Your task - Copy out all the lines in the records that include the word "سؤرة".

(Saved data entries)
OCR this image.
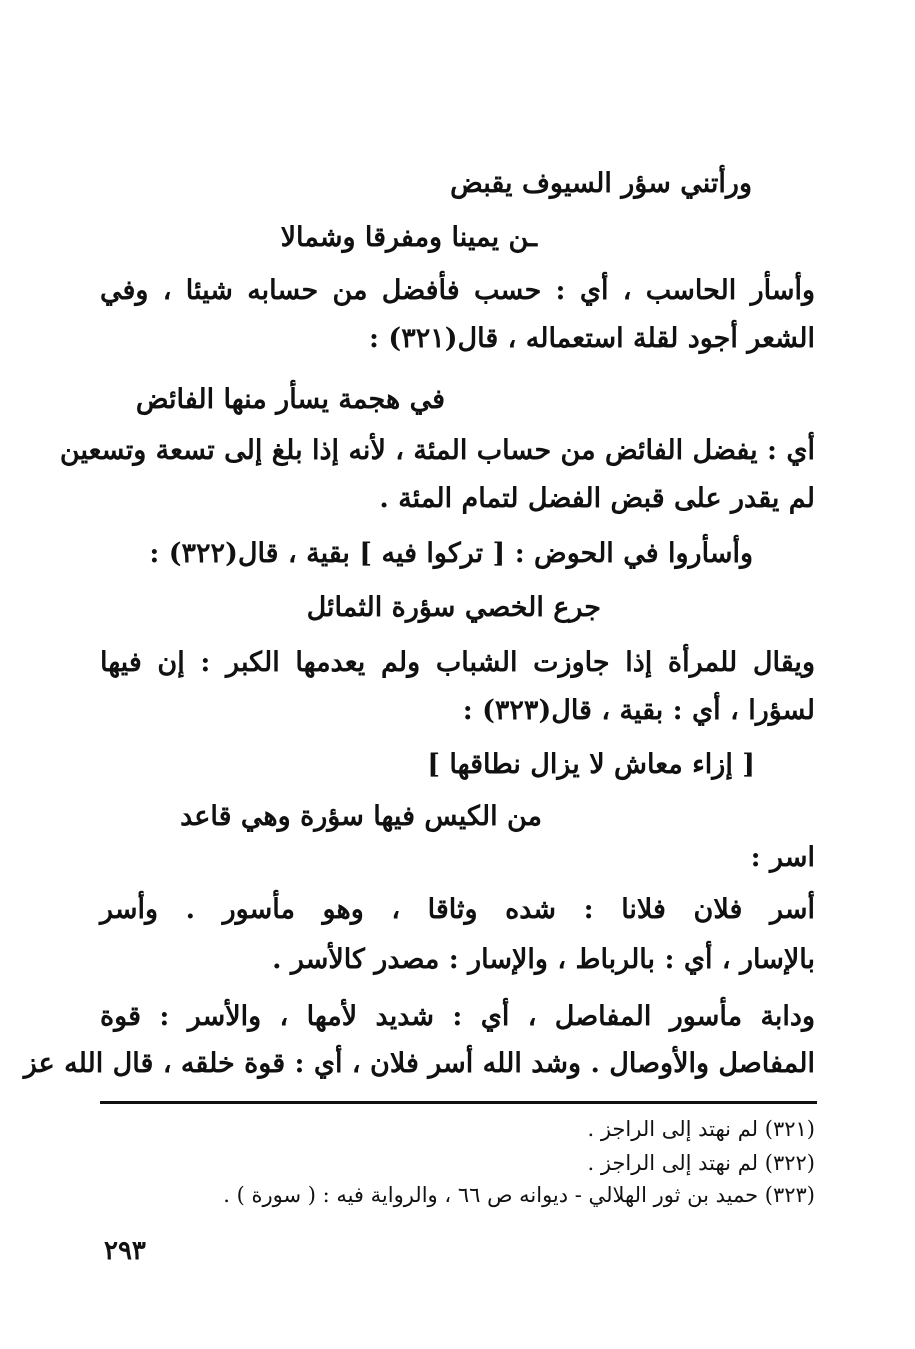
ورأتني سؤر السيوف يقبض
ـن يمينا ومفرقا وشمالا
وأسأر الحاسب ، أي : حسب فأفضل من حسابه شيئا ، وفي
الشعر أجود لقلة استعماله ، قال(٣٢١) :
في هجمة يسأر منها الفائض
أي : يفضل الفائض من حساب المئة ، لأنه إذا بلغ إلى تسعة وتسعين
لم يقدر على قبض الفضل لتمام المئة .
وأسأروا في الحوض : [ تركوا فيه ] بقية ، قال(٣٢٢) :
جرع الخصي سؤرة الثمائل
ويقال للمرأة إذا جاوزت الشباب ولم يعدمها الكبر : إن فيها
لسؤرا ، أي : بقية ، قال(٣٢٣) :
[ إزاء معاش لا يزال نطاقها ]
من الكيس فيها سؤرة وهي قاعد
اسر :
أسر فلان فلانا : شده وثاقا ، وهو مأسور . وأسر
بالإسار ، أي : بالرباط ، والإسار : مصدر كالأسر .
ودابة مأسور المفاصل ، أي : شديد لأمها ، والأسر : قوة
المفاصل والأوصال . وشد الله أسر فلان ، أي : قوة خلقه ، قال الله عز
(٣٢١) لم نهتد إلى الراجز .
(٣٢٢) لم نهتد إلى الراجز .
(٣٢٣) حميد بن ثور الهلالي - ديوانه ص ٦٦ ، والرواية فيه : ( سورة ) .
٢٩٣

...

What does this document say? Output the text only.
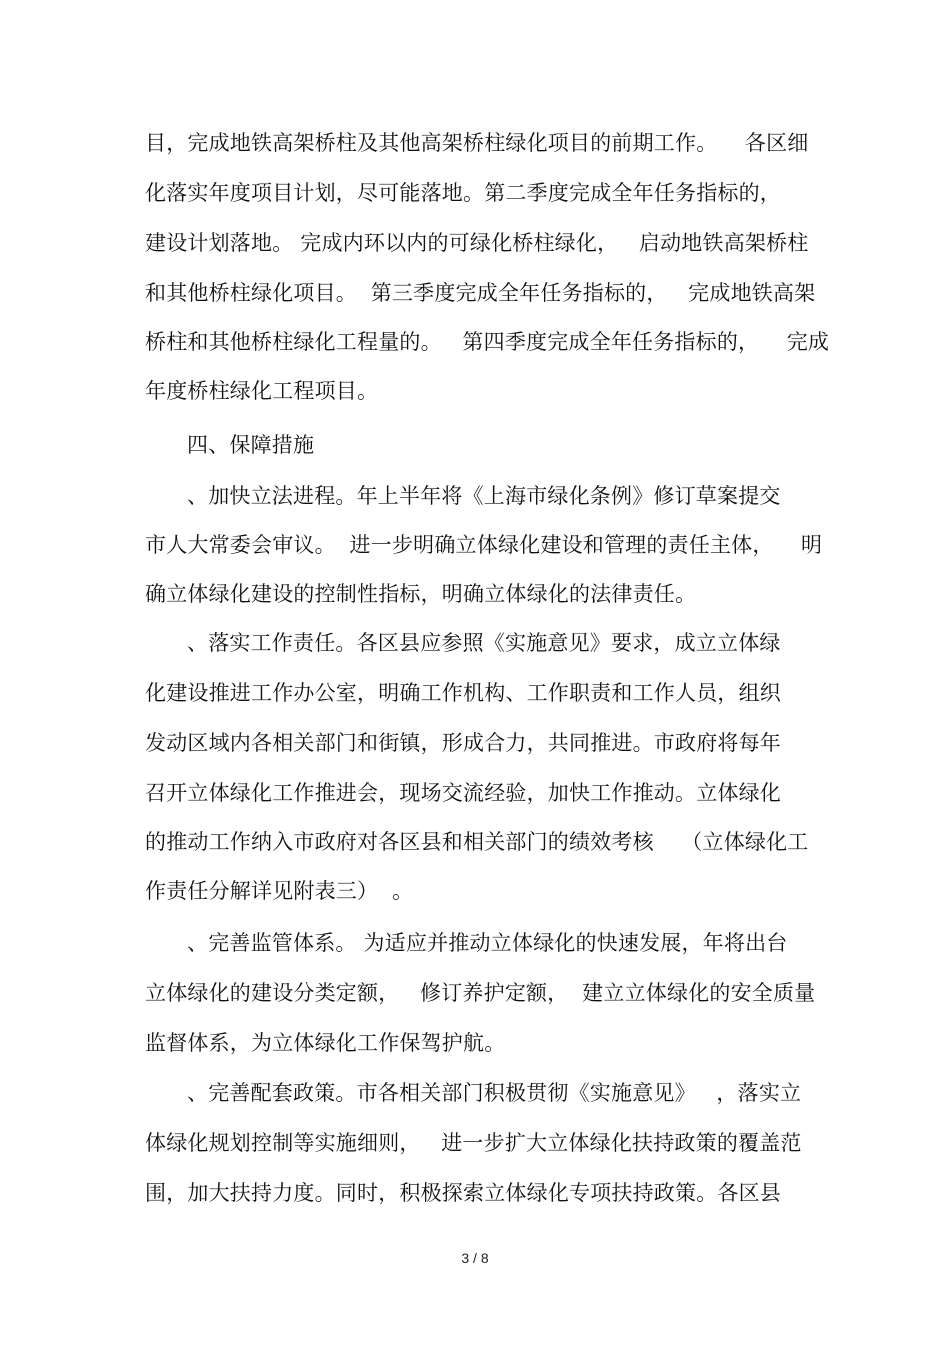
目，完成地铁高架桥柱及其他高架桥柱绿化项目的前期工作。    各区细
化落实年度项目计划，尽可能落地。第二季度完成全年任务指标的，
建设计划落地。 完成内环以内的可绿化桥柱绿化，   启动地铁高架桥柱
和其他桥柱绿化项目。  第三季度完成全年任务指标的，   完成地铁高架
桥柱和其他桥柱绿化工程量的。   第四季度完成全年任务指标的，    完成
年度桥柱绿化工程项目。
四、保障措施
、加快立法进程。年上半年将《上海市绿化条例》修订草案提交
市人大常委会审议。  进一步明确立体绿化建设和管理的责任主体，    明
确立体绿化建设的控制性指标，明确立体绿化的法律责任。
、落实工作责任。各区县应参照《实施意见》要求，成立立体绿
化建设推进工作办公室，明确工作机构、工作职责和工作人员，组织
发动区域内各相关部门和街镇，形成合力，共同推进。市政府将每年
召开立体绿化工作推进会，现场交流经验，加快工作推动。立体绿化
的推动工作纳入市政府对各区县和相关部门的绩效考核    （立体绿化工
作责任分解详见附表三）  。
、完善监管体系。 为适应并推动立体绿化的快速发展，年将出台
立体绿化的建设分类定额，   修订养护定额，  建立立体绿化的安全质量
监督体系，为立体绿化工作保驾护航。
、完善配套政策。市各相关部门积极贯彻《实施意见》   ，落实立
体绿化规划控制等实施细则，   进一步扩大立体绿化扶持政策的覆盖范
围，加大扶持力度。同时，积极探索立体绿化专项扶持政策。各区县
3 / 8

==

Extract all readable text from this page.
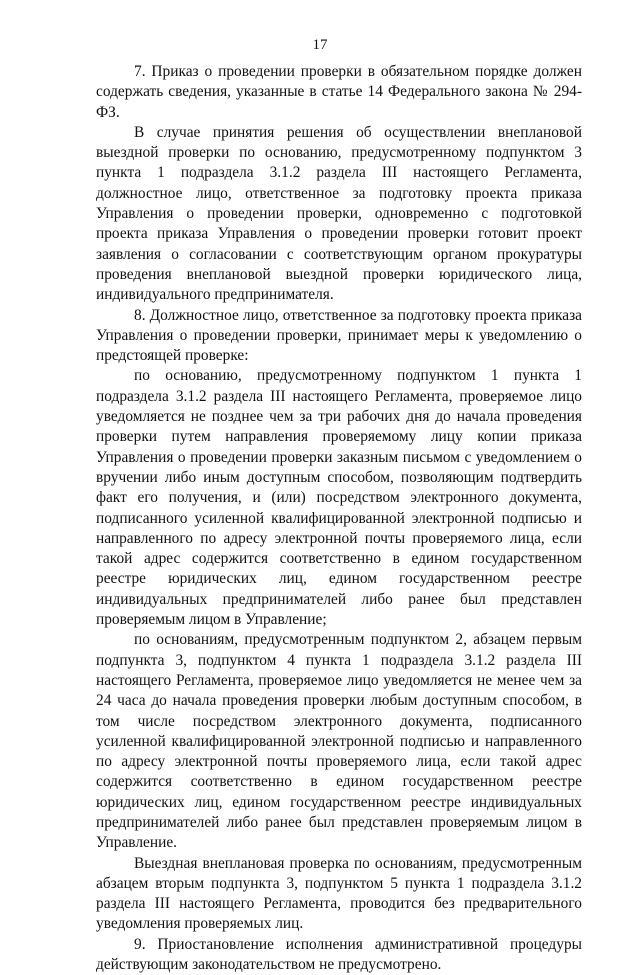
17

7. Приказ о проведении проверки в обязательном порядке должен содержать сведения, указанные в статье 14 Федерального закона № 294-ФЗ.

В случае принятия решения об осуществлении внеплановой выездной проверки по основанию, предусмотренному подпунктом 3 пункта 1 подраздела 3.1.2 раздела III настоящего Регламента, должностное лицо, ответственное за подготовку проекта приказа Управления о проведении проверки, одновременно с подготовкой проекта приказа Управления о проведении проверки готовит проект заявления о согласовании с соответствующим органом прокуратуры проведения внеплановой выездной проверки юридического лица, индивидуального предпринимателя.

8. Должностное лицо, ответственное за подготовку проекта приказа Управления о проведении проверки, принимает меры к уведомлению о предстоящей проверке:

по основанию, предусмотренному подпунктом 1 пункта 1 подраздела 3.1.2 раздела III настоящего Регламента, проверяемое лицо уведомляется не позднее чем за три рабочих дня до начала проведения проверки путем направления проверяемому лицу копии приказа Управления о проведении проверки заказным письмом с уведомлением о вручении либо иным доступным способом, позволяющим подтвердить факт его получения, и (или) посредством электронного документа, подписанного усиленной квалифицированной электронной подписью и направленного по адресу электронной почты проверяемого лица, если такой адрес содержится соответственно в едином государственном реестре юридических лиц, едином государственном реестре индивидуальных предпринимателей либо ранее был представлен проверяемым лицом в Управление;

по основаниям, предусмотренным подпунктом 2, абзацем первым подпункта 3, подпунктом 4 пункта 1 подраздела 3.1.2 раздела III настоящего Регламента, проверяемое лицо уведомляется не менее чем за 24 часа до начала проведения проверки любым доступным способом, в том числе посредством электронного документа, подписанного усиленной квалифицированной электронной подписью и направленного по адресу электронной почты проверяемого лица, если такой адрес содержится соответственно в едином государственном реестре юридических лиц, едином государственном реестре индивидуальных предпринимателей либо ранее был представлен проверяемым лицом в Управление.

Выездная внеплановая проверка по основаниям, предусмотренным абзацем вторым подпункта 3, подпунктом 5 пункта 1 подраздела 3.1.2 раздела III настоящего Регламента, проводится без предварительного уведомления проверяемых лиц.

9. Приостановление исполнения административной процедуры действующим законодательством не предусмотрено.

Exercise result -
جرع الخصي سؤرة الثمائل
من الكيس فيها سؤرة وهي قاعد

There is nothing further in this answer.